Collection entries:
+ + +

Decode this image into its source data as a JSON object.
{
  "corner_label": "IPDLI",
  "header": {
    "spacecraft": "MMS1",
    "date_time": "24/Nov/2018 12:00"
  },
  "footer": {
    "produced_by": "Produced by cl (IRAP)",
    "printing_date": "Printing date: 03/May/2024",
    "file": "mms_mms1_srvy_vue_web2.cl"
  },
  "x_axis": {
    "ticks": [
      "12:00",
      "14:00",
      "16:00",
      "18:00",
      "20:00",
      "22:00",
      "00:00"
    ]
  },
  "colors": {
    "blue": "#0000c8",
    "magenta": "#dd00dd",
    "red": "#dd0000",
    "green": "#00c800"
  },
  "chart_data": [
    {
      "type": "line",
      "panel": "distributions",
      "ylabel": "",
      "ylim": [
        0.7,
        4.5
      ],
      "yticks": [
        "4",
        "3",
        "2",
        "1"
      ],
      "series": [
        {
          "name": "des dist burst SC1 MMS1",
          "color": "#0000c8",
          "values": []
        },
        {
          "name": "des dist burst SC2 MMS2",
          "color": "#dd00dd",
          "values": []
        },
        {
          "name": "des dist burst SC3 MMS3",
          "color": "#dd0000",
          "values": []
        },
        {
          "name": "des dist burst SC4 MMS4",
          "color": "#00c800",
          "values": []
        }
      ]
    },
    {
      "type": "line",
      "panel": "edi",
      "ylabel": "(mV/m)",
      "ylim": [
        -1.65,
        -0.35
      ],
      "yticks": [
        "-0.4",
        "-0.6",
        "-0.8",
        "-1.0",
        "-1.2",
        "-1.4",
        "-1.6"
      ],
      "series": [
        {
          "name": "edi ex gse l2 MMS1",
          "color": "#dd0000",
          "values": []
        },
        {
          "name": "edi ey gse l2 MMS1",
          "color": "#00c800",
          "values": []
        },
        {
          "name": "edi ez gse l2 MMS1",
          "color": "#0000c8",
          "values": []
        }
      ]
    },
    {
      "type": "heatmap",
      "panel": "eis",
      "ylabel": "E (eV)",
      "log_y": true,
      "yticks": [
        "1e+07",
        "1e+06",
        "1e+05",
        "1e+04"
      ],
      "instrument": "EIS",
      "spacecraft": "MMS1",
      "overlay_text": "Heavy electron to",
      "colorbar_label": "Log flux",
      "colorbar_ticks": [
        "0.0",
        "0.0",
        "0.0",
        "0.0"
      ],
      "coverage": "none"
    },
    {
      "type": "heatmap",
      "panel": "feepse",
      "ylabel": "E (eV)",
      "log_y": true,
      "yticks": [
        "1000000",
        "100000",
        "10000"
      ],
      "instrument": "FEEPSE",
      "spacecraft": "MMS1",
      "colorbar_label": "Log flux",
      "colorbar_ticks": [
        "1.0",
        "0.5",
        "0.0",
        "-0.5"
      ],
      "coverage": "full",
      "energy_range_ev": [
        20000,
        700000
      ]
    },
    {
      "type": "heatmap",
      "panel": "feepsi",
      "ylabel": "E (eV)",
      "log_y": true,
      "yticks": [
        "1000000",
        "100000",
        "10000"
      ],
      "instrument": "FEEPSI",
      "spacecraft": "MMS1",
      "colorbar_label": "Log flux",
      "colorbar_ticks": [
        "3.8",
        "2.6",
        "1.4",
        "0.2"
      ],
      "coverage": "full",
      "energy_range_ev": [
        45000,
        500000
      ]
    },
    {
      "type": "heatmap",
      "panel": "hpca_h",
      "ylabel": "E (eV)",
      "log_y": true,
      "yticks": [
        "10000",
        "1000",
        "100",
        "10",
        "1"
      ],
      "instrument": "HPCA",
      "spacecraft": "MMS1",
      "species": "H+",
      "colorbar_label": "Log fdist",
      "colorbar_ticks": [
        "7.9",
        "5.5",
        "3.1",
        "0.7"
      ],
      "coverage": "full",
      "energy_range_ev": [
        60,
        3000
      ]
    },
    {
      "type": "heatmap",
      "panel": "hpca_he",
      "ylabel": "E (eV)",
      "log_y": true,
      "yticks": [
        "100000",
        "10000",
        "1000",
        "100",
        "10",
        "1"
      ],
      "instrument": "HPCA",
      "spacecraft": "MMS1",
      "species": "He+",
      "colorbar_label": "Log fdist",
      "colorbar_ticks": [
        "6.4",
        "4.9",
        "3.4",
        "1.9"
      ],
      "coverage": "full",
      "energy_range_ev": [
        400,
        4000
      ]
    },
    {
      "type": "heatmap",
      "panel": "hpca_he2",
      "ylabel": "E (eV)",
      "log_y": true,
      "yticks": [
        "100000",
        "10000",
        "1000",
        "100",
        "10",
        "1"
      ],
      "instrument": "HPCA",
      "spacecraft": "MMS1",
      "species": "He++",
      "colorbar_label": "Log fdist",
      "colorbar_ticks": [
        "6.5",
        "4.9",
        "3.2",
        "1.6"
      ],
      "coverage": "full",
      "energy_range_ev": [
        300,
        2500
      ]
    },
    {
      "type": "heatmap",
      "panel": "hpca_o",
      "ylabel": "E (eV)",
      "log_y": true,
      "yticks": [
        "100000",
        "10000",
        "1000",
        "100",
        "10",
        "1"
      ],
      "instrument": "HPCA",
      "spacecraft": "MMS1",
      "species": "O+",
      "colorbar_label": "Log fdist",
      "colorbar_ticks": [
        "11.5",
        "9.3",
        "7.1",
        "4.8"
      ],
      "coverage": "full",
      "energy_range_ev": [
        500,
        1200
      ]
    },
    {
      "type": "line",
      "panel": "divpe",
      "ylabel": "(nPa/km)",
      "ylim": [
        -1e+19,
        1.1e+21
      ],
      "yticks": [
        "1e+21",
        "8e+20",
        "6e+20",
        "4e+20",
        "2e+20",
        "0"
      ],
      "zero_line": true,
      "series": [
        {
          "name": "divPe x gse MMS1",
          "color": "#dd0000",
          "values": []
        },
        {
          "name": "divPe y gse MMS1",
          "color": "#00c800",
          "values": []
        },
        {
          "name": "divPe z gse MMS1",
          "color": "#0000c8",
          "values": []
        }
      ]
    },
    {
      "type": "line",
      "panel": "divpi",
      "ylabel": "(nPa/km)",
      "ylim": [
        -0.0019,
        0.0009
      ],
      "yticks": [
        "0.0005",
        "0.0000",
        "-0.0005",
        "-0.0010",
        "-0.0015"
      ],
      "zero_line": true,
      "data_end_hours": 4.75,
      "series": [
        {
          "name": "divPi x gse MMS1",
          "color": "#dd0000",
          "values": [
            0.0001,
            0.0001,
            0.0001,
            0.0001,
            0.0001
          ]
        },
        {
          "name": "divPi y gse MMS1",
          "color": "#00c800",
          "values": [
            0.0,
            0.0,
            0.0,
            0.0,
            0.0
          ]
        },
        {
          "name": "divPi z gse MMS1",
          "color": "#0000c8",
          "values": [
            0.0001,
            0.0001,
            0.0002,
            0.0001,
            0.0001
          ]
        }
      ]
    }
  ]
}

+ + +

**Exercise details:**
Copy all of the data exactly.

**Output of the task:**
Decode this image into its source data as a JSON object.
{
  "corner_label": "IPDLI",
  "header": {
    "spacecraft": "MMS1",
    "date_time": "24/Nov/2018 12:00"
  },
  "footer": {
    "produced_by": "Produced by cl (IRAP)",
    "printing_date": "Printing date: 03/May/2024",
    "file": "mms_mms1_srvy_vue_web2.cl"
  },
  "x_axis": {
    "ticks": [
      "12:00",
      "14:00",
      "16:00",
      "18:00",
      "20:00",
      "22:00",
      "00:00"
    ]
  },
  "colors": {
    "blue": "#0000c8",
    "magenta": "#dd00dd",
    "red": "#dd0000",
    "green": "#00c800"
  },
  "chart_data": [
    {
      "type": "line",
      "panel": "distributions",
      "ylabel": "",
      "ylim": [
        0.7,
        4.5
      ],
      "yticks": [
        "4",
        "3",
        "2",
        "1"
      ],
      "series": [
        {
          "name": "des dist burst SC1 MMS1",
          "color": "#0000c8",
          "values": []
        },
        {
          "name": "des dist burst SC2 MMS2",
          "color": "#dd00dd",
          "values": []
        },
        {
          "name": "des dist burst SC3 MMS3",
          "color": "#dd0000",
          "values": []
        },
        {
          "name": "des dist burst SC4 MMS4",
          "color": "#00c800",
          "values": []
        }
      ]
    },
    {
      "type": "line",
      "panel": "edi",
      "ylabel": "(mV/m)",
      "ylim": [
        -1.65,
        -0.35
      ],
      "yticks": [
        "-0.4",
        "-0.6",
        "-0.8",
        "-1.0",
        "-1.2",
        "-1.4",
        "-1.6"
      ],
      "series": [
        {
          "name": "edi ex gse l2 MMS1",
          "color": "#dd0000",
          "values": []
        },
        {
          "name": "edi ey gse l2 MMS1",
          "color": "#00c800",
          "values": []
        },
        {
          "name": "edi ez gse l2 MMS1",
          "color": "#0000c8",
          "values": []
        }
      ]
    },
    {
      "type": "heatmap",
      "panel": "eis",
      "ylabel": "E (eV)",
      "log_y": true,
      "yticks": [
        "1e+07",
        "1e+06",
        "1e+05",
        "1e+04"
      ],
      "instrument": "EIS",
      "spacecraft": "MMS1",
      "overlay_text": "Heavy electron to",
      "colorbar_label": "Log flux",
      "colorbar_ticks": [
        "0.0",
        "0.0",
        "0.0",
        "0.0"
      ],
      "coverage": "none"
    },
    {
      "type": "heatmap",
      "panel": "feepse",
      "ylabel": "E (eV)",
      "log_y": true,
      "yticks": [
        "1000000",
        "100000",
        "10000"
      ],
      "instrument": "FEEPSE",
      "spacecraft": "MMS1",
      "colorbar_label": "Log flux",
      "colorbar_ticks": [
        "1.0",
        "0.5",
        "0.0",
        "-0.5"
      ],
      "coverage": "full",
      "energy_range_ev": [
        20000,
        700000
      ]
    },
    {
      "type": "heatmap",
      "panel": "feepsi",
      "ylabel": "E (eV)",
      "log_y": true,
      "yticks": [
        "1000000",
        "100000",
        "10000"
      ],
      "instrument": "FEEPSI",
      "spacecraft": "MMS1",
      "colorbar_label": "Log flux",
      "colorbar_ticks": [
        "3.8",
        "2.6",
        "1.4",
        "0.2"
      ],
      "coverage": "full",
      "energy_range_ev": [
        45000,
        500000
      ]
    },
    {
      "type": "heatmap",
      "panel": "hpca_h",
      "ylabel": "E (eV)",
      "log_y": true,
      "yticks": [
        "10000",
        "1000",
        "100",
        "10",
        "1"
      ],
      "instrument": "HPCA",
      "spacecraft": "MMS1",
      "species": "H+",
      "colorbar_label": "Log fdist",
      "colorbar_ticks": [
        "7.9",
        "5.5",
        "3.1",
        "0.7"
      ],
      "coverage": "full",
      "energy_range_ev": [
        60,
        3000
      ]
    },
    {
      "type": "heatmap",
      "panel": "hpca_he",
      "ylabel": "E (eV)",
      "log_y": true,
      "yticks": [
        "100000",
        "10000",
        "1000",
        "100",
        "10",
        "1"
      ],
      "instrument": "HPCA",
      "spacecraft": "MMS1",
      "species": "He+",
      "colorbar_label": "Log fdist",
      "colorbar_ticks": [
        "6.4",
        "4.9",
        "3.4",
        "1.9"
      ],
      "coverage": "full",
      "energy_range_ev": [
        400,
        4000
      ]
    },
    {
      "type": "heatmap",
      "panel": "hpca_he2",
      "ylabel": "E (eV)",
      "log_y": true,
      "yticks": [
        "100000",
        "10000",
        "1000",
        "100",
        "10",
        "1"
      ],
      "instrument": "HPCA",
      "spacecraft": "MMS1",
      "species": "He++",
      "colorbar_label": "Log fdist",
      "colorbar_ticks": [
        "6.5",
        "4.9",
        "3.2",
        "1.6"
      ],
      "coverage": "full",
      "energy_range_ev": [
        300,
        2500
      ]
    },
    {
      "type": "heatmap",
      "panel": "hpca_o",
      "ylabel": "E (eV)",
      "log_y": true,
      "yticks": [
        "100000",
        "10000",
        "1000",
        "100",
        "10",
        "1"
      ],
      "instrument": "HPCA",
      "spacecraft": "MMS1",
      "species": "O+",
      "colorbar_label": "Log fdist",
      "colorbar_ticks": [
        "11.5",
        "9.3",
        "7.1",
        "4.8"
      ],
      "coverage": "full",
      "energy_range_ev": [
        500,
        1200
      ]
    },
    {
      "type": "line",
      "panel": "divpe",
      "ylabel": "(nPa/km)",
      "ylim": [
        -1e+19,
        1.1e+21
      ],
      "yticks": [
        "1e+21",
        "8e+20",
        "6e+20",
        "4e+20",
        "2e+20",
        "0"
      ],
      "zero_line": true,
      "series": [
        {
          "name": "divPe x gse MMS1",
          "color": "#dd0000",
          "values": []
        },
        {
          "name": "divPe y gse MMS1",
          "color": "#00c800",
          "values": []
        },
        {
          "name": "divPe z gse MMS1",
          "color": "#0000c8",
          "values": []
        }
      ]
    },
    {
      "type": "line",
      "panel": "divpi",
      "ylabel": "(nPa/km)",
      "ylim": [
        -0.0019,
        0.0009
      ],
      "yticks": [
        "0.0005",
        "0.0000",
        "-0.0005",
        "-0.0010",
        "-0.0015"
      ],
      "zero_line": true,
      "data_end_hours": 4.75,
      "series": [
        {
          "name": "divPi x gse MMS1",
          "color": "#dd0000",
          "values": [
            0.0001,
            0.0001,
            0.0001,
            0.0001,
            0.0001
          ]
        },
        {
          "name": "divPi y gse MMS1",
          "color": "#00c800",
          "values": [
            0.0,
            0.0,
            0.0,
            0.0,
            0.0
          ]
        },
        {
          "name": "divPi z gse MMS1",
          "color": "#0000c8",
          "values": [
            0.0001,
            0.0001,
            0.0002,
            0.0001,
            0.0001
          ]
        }
      ]
    }
  ]
}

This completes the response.